WHAT THE EXERCISE ASKS: Repeat all of the rows below line for line, leaving out the pictures.

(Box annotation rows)
##############################
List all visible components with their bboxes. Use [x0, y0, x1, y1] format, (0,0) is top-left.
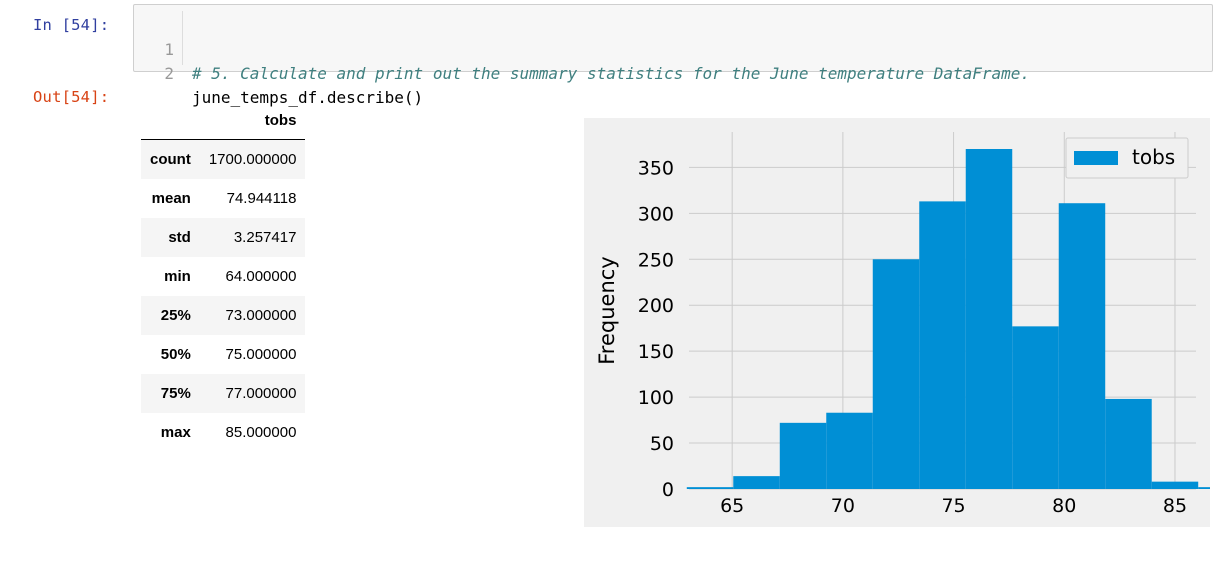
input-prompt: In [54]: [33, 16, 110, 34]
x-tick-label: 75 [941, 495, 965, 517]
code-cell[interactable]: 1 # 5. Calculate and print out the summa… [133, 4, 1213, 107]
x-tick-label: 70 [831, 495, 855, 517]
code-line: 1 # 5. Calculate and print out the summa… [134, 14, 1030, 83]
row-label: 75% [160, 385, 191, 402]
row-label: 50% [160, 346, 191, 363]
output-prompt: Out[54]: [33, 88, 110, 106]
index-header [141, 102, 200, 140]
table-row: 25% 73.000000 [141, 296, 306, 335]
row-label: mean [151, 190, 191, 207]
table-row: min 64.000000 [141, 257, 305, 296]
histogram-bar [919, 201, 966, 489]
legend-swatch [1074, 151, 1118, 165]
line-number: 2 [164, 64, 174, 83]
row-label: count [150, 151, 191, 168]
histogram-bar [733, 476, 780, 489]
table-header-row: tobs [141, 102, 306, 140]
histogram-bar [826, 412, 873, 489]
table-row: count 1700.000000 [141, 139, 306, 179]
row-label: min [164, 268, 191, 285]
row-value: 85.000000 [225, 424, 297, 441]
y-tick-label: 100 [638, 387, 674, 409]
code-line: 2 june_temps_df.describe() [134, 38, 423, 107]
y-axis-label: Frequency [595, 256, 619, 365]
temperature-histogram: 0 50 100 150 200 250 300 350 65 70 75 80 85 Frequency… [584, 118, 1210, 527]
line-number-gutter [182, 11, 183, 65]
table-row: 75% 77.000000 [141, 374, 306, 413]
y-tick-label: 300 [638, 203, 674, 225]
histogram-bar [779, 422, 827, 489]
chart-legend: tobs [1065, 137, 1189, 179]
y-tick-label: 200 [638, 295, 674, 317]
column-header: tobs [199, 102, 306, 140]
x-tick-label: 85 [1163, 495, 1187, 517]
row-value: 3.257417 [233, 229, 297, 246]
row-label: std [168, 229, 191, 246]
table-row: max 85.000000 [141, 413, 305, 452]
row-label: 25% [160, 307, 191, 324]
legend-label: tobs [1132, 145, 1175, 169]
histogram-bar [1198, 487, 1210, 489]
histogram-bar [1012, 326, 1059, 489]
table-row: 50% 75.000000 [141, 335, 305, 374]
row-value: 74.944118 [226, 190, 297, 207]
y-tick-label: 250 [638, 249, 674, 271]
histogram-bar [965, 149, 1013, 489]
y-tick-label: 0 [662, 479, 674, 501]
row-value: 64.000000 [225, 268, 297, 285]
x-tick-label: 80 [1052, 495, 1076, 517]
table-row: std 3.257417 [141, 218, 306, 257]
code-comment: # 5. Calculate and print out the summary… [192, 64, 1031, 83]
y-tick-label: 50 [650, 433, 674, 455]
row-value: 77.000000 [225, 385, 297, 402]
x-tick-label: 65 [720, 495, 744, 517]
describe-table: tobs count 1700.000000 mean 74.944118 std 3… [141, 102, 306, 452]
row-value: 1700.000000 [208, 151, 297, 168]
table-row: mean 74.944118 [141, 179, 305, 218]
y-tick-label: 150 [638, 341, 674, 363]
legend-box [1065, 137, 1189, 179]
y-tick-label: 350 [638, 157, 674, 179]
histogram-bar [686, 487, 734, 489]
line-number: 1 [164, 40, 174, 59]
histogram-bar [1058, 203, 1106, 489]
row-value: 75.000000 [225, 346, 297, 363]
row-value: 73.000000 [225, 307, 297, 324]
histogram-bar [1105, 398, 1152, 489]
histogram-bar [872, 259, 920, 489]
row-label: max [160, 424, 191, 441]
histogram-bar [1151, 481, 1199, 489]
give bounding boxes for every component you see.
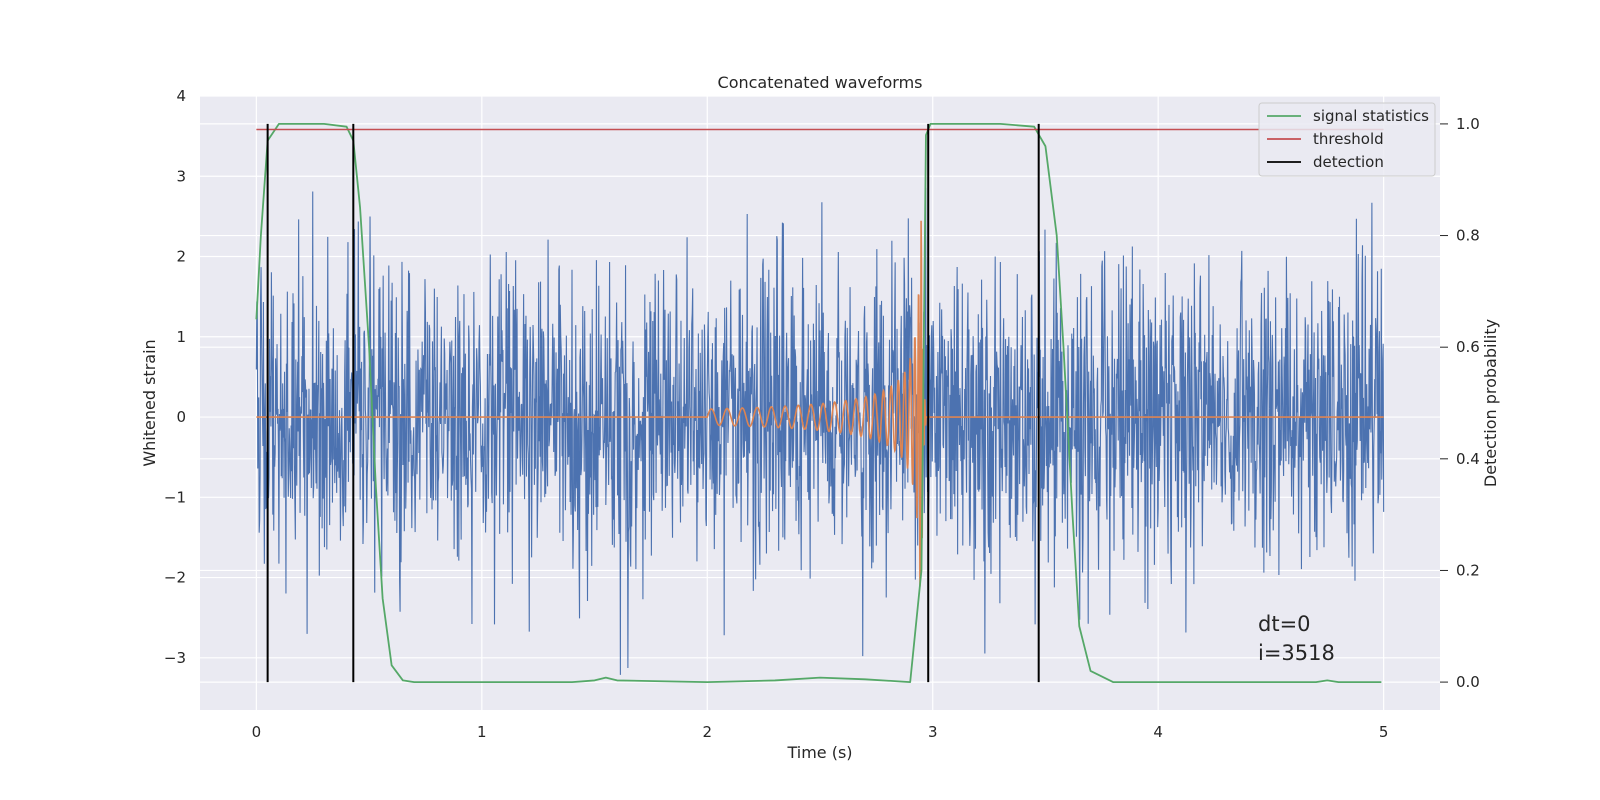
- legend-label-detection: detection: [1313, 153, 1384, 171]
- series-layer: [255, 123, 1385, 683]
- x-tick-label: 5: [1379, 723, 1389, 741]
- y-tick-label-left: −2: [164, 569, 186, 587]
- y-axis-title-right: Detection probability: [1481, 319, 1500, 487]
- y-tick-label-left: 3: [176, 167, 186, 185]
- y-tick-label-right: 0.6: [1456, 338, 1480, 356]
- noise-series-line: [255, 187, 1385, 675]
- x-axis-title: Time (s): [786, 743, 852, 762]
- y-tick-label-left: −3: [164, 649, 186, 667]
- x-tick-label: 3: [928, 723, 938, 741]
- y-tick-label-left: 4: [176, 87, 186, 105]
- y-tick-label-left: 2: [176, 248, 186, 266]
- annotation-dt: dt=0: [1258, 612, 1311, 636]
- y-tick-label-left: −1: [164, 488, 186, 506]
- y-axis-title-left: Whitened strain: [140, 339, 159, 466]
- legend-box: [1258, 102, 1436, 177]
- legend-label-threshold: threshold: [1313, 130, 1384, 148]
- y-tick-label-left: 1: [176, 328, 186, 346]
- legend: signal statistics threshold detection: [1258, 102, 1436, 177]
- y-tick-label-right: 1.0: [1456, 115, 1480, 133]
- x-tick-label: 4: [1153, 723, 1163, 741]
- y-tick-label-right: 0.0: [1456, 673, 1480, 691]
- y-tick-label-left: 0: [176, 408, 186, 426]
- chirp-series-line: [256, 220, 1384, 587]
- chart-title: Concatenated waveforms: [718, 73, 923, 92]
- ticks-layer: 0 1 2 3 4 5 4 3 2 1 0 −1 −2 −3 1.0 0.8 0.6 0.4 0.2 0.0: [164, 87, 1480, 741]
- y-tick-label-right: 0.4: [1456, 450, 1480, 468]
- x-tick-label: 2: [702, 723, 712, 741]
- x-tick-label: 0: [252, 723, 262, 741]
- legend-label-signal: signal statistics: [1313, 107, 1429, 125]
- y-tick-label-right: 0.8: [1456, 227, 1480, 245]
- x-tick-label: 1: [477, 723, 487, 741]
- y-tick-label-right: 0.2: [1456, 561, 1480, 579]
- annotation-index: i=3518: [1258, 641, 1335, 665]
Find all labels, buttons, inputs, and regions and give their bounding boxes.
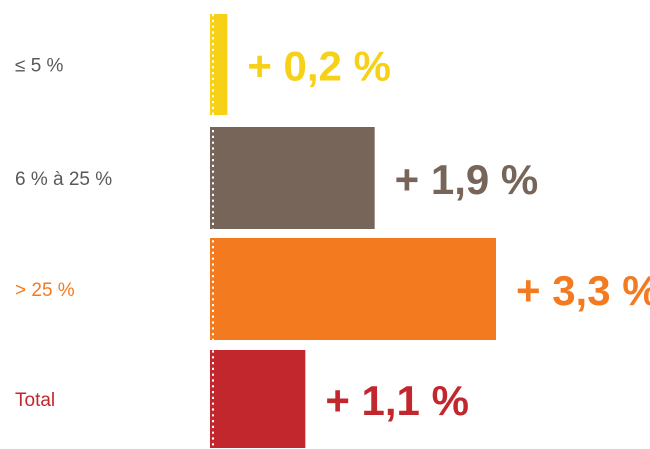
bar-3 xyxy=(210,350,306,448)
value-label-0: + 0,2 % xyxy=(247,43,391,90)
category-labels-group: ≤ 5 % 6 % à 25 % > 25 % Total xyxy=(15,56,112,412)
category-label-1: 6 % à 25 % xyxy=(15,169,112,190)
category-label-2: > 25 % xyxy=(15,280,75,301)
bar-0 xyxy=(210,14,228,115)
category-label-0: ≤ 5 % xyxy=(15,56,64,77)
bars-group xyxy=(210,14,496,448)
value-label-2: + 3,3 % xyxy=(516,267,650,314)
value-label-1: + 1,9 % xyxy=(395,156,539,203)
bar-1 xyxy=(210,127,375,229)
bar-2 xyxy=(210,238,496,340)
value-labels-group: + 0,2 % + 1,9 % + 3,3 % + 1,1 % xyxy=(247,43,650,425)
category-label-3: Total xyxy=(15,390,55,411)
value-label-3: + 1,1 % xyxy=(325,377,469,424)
##############################
RESULT BELOW:
List all visible components with their bboxes. Use [x0, y0, x1, y1] format, (0,0) is top-left.
input-prompt: In [54]: [33, 16, 110, 34]
x-tick-label: 75 [941, 495, 965, 517]
code-cell[interactable]: 1 # 5. Calculate and print out the summa… [133, 4, 1213, 107]
x-tick-label: 70 [831, 495, 855, 517]
code-line: 1 # 5. Calculate and print out the summa… [134, 14, 1030, 83]
row-label: 75% [160, 385, 191, 402]
row-label: 50% [160, 346, 191, 363]
output-prompt: Out[54]: [33, 88, 110, 106]
index-header [141, 102, 200, 140]
table-row: 25% 73.000000 [141, 296, 306, 335]
row-label: mean [151, 190, 191, 207]
table-row: min 64.000000 [141, 257, 305, 296]
histogram-bar [919, 201, 966, 489]
legend-swatch [1074, 151, 1118, 165]
line-number: 2 [164, 64, 174, 83]
row-label: count [150, 151, 191, 168]
histogram-bar [733, 476, 780, 489]
table-header-row: tobs [141, 102, 306, 140]
histogram-bar [826, 412, 873, 489]
table-row: count 1700.000000 [141, 139, 306, 179]
row-label: min [164, 268, 191, 285]
row-value: 85.000000 [225, 424, 297, 441]
y-tick-label: 100 [638, 387, 674, 409]
code-line: 2 june_temps_df.describe() [134, 38, 423, 107]
y-axis-label: Frequency [595, 256, 619, 365]
temperature-histogram: 0 50 100 150 200 250 300 350 65 70 75 80 85 Frequency… [584, 118, 1210, 527]
line-number-gutter [182, 11, 183, 65]
table-row: 75% 77.000000 [141, 374, 306, 413]
y-tick-label: 300 [638, 203, 674, 225]
histogram-bar [779, 422, 827, 489]
chart-legend: tobs [1065, 137, 1189, 179]
y-tick-label: 200 [638, 295, 674, 317]
column-header: tobs [199, 102, 306, 140]
x-tick-label: 85 [1163, 495, 1187, 517]
row-value: 3.257417 [233, 229, 297, 246]
row-label: std [168, 229, 191, 246]
table-row: max 85.000000 [141, 413, 305, 452]
row-label: 25% [160, 307, 191, 324]
legend-label: tobs [1132, 145, 1175, 169]
histogram-bar [1198, 487, 1210, 489]
histogram-bar [1012, 326, 1059, 489]
table-row: 50% 75.000000 [141, 335, 305, 374]
row-value: 74.944118 [226, 190, 297, 207]
y-tick-label: 250 [638, 249, 674, 271]
histogram-bar [965, 149, 1013, 489]
y-tick-label: 0 [662, 479, 674, 501]
row-value: 64.000000 [225, 268, 297, 285]
x-tick-label: 80 [1052, 495, 1076, 517]
table-row: std 3.257417 [141, 218, 306, 257]
code-comment: # 5. Calculate and print out the summary… [192, 64, 1031, 83]
y-tick-label: 50 [650, 433, 674, 455]
row-value: 77.000000 [225, 385, 297, 402]
x-tick-label: 65 [720, 495, 744, 517]
describe-table: tobs count 1700.000000 mean 74.944118 std 3… [141, 102, 306, 452]
row-value: 1700.000000 [208, 151, 297, 168]
table-row: mean 74.944118 [141, 179, 305, 218]
y-tick-label: 150 [638, 341, 674, 363]
legend-box [1065, 137, 1189, 179]
y-tick-label: 350 [638, 157, 674, 179]
histogram-bar [686, 487, 734, 489]
line-number: 1 [164, 40, 174, 59]
histogram-bar [1058, 203, 1106, 489]
row-value: 75.000000 [225, 346, 297, 363]
row-value: 73.000000 [225, 307, 297, 324]
histogram-bar [1105, 398, 1152, 489]
histogram-bar [872, 259, 920, 489]
row-label: max [160, 424, 191, 441]
histogram-bar [1151, 481, 1199, 489]
give bounding boxes for every component you see.
- legend-label-detection: detection: [1313, 153, 1384, 171]
- series-layer: [255, 123, 1385, 683]
- x-tick-label: 5: [1379, 723, 1389, 741]
- y-tick-label-left: −2: [164, 569, 186, 587]
- y-axis-title-right: Detection probability: [1481, 319, 1500, 487]
- y-tick-label-left: 3: [176, 167, 186, 185]
- y-tick-label-right: 0.6: [1456, 338, 1480, 356]
- noise-series-line: [255, 187, 1385, 675]
- x-axis-title: Time (s): [786, 743, 852, 762]
- y-tick-label-left: −3: [164, 649, 186, 667]
- x-tick-label: 3: [928, 723, 938, 741]
- y-tick-label-left: 4: [176, 87, 186, 105]
- y-tick-label-left: 2: [176, 248, 186, 266]
- annotation-dt: dt=0: [1258, 612, 1311, 636]
- y-tick-label-left: −1: [164, 488, 186, 506]
- y-axis-title-left: Whitened strain: [140, 339, 159, 466]
- legend-box: [1258, 102, 1436, 177]
- legend-label-threshold: threshold: [1313, 130, 1384, 148]
- y-tick-label-left: 1: [176, 328, 186, 346]
- legend: signal statistics threshold detection: [1258, 102, 1436, 177]
- y-tick-label-right: 1.0: [1456, 115, 1480, 133]
- x-tick-label: 4: [1153, 723, 1163, 741]
- y-tick-label-right: 0.0: [1456, 673, 1480, 691]
- y-tick-label-left: 0: [176, 408, 186, 426]
- chirp-series-line: [256, 220, 1384, 587]
- chart-title: Concatenated waveforms: [718, 73, 923, 92]
- ticks-layer: 0 1 2 3 4 5 4 3 2 1 0 −1 −2 −3 1.0 0.8 0.6 0.4 0.2 0.0: [164, 87, 1480, 741]
- y-tick-label-right: 0.4: [1456, 450, 1480, 468]
- x-tick-label: 2: [702, 723, 712, 741]
- x-tick-label: 0: [252, 723, 262, 741]
- legend-label-signal: signal statistics: [1313, 107, 1429, 125]
- y-tick-label-right: 0.8: [1456, 227, 1480, 245]
- x-tick-label: 1: [477, 723, 487, 741]
- y-tick-label-right: 0.2: [1456, 561, 1480, 579]
- annotation-index: i=3518: [1258, 641, 1335, 665]
Find all labels, buttons, inputs, and regions and give their bounding boxes.
bar-3 xyxy=(210,350,306,448)
value-label-0: + 0,2 % xyxy=(247,43,391,90)
category-labels-group: ≤ 5 % 6 % à 25 % > 25 % Total xyxy=(15,56,112,412)
category-label-1: 6 % à 25 % xyxy=(15,169,112,190)
category-label-2: > 25 % xyxy=(15,280,75,301)
bar-0 xyxy=(210,14,228,115)
category-label-0: ≤ 5 % xyxy=(15,56,64,77)
bars-group xyxy=(210,14,496,448)
value-label-2: + 3,3 % xyxy=(516,267,650,314)
value-label-1: + 1,9 % xyxy=(395,156,539,203)
bar-1 xyxy=(210,127,375,229)
bar-2 xyxy=(210,238,496,340)
value-labels-group: + 0,2 % + 1,9 % + 3,3 % + 1,1 % xyxy=(247,43,650,425)
category-label-3: Total xyxy=(15,390,55,411)
value-label-3: + 1,1 % xyxy=(325,377,469,424)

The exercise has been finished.